[start RECORDS SUPPLIED]

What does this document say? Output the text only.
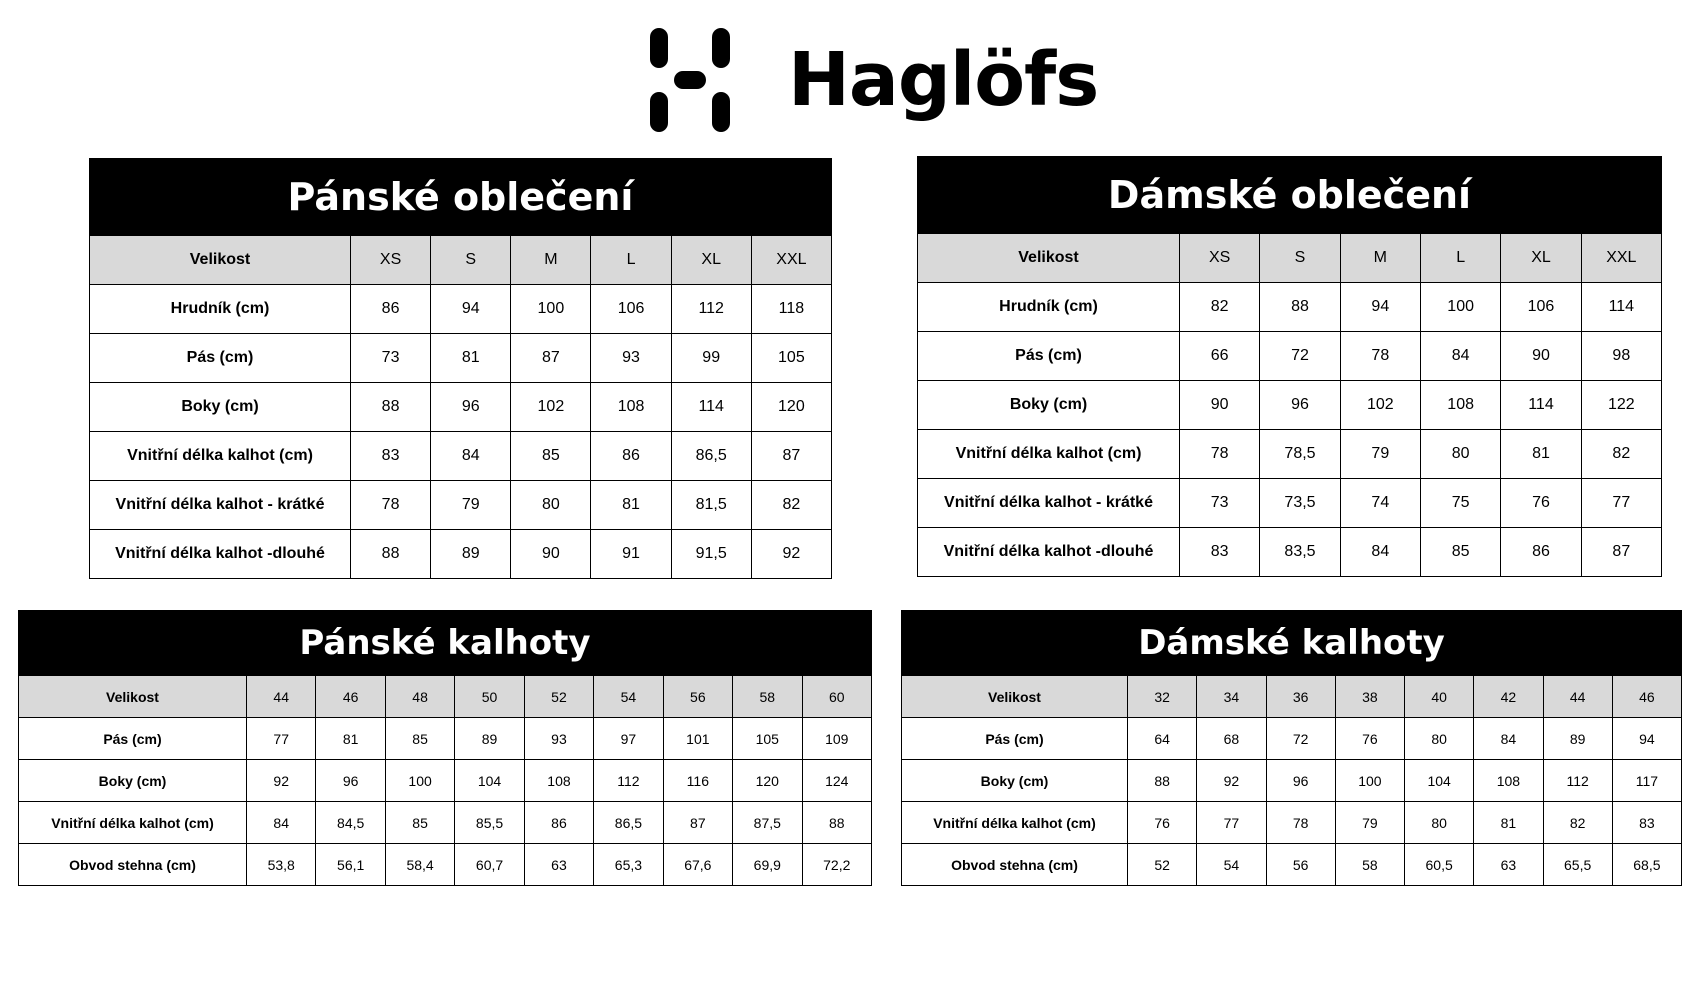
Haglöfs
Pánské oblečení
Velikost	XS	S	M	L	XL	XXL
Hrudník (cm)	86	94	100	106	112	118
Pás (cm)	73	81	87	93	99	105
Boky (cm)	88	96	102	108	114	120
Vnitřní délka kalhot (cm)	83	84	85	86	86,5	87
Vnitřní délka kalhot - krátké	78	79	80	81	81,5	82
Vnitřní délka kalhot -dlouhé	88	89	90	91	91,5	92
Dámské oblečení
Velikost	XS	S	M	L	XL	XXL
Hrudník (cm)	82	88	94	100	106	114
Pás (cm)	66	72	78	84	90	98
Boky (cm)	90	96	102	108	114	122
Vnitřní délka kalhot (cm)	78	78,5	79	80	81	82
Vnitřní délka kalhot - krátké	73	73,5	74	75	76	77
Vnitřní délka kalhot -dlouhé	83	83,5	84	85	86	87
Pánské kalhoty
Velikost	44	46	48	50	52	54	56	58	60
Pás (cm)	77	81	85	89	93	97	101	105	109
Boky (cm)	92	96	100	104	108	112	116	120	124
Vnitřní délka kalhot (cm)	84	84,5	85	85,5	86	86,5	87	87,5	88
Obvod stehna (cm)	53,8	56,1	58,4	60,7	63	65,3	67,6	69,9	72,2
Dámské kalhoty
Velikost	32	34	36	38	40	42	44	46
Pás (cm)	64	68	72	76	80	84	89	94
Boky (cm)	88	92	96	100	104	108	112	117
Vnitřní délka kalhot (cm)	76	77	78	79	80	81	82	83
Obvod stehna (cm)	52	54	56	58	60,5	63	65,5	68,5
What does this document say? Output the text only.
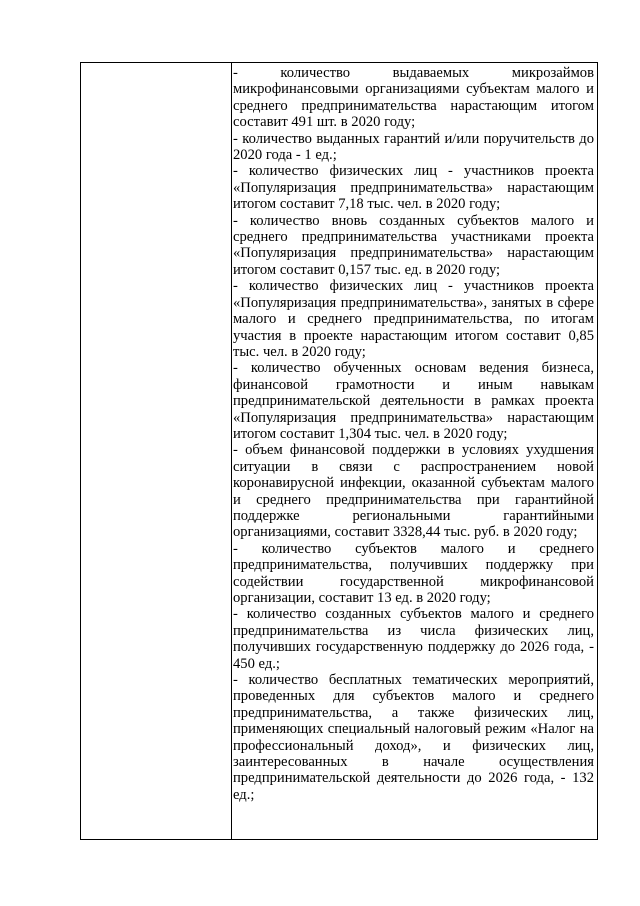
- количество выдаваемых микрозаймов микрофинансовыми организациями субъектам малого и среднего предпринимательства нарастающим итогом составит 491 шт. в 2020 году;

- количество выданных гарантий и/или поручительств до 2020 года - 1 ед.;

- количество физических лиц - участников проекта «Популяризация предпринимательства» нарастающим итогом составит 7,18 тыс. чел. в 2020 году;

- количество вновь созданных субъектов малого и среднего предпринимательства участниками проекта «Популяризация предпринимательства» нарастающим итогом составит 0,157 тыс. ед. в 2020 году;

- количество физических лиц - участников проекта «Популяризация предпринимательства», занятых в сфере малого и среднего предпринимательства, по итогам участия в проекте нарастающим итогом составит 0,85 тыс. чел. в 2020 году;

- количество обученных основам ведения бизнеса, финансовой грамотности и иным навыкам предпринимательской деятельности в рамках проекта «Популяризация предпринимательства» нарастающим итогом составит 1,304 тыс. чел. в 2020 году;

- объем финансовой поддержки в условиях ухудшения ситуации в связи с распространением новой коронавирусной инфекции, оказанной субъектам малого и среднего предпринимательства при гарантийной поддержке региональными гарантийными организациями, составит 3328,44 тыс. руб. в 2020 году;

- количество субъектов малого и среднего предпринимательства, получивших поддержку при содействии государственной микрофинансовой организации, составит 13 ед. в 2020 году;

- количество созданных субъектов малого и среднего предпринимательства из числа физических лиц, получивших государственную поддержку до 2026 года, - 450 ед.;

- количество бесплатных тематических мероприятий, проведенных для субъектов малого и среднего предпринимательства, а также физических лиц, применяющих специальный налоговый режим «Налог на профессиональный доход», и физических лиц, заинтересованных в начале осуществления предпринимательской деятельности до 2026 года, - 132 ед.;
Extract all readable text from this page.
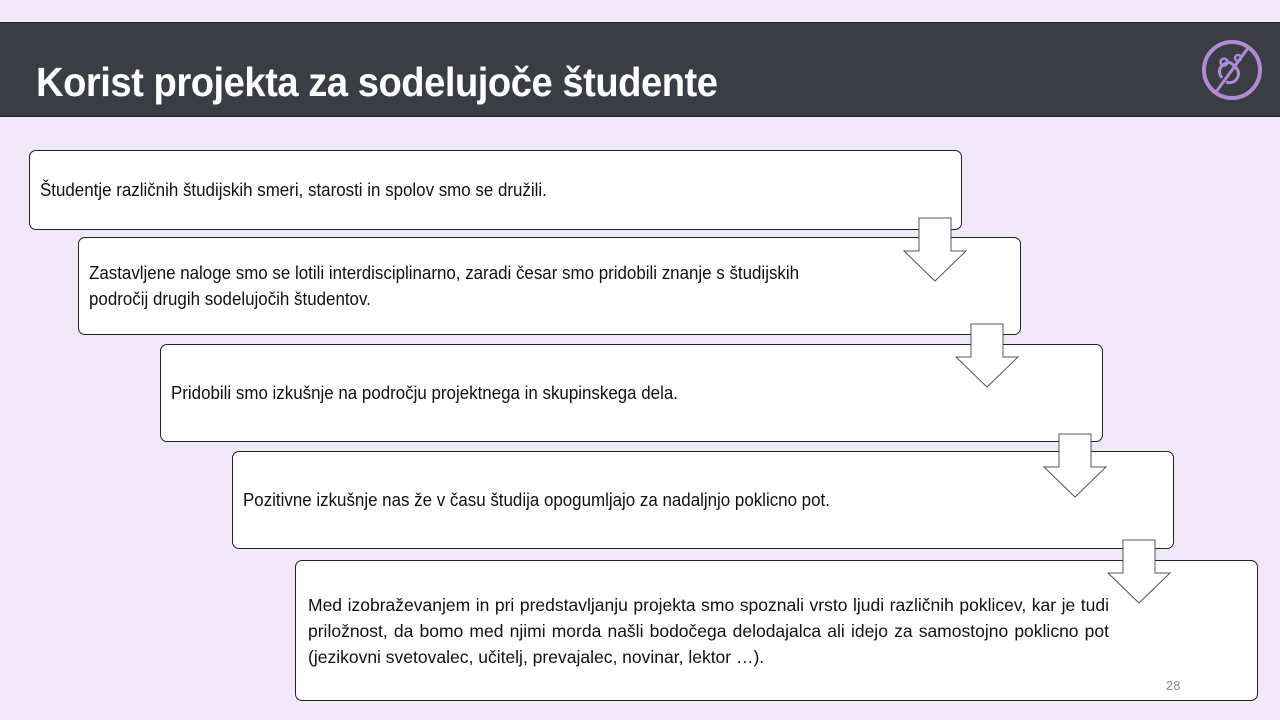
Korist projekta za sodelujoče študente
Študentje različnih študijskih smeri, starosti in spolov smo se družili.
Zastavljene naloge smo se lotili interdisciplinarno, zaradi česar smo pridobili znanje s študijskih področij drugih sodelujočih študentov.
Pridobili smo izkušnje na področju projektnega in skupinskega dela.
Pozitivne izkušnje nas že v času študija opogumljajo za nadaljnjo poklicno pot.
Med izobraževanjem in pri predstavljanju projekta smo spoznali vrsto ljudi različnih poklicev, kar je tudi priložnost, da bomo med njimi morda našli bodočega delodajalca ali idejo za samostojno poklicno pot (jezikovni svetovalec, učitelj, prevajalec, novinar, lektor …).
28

[end RECORDS SUPPLIED]

PROBLEM REQUIREMENTS:
Copy every single line of the material above that holds "délka".

PROBLEM SOLUTION:
Vnitřní délka kalhot (cm)	83	84	85	86	86,5	87
Vnitřní délka kalhot - krátké	78	79	80	81	81,5	82
Vnitřní délka kalhot -dlouhé	88	89	90	91	91,5	92
Vnitřní délka kalhot (cm)	78	78,5	79	80	81	82
Vnitřní délka kalhot - krátké	73	73,5	74	75	76	77
Vnitřní délka kalhot -dlouhé	83	83,5	84	85	86	87
Vnitřní délka kalhot (cm)	84	84,5	85	85,5	86	86,5	87	87,5	88
Vnitřní délka kalhot (cm)	76	77	78	79	80	81	82	83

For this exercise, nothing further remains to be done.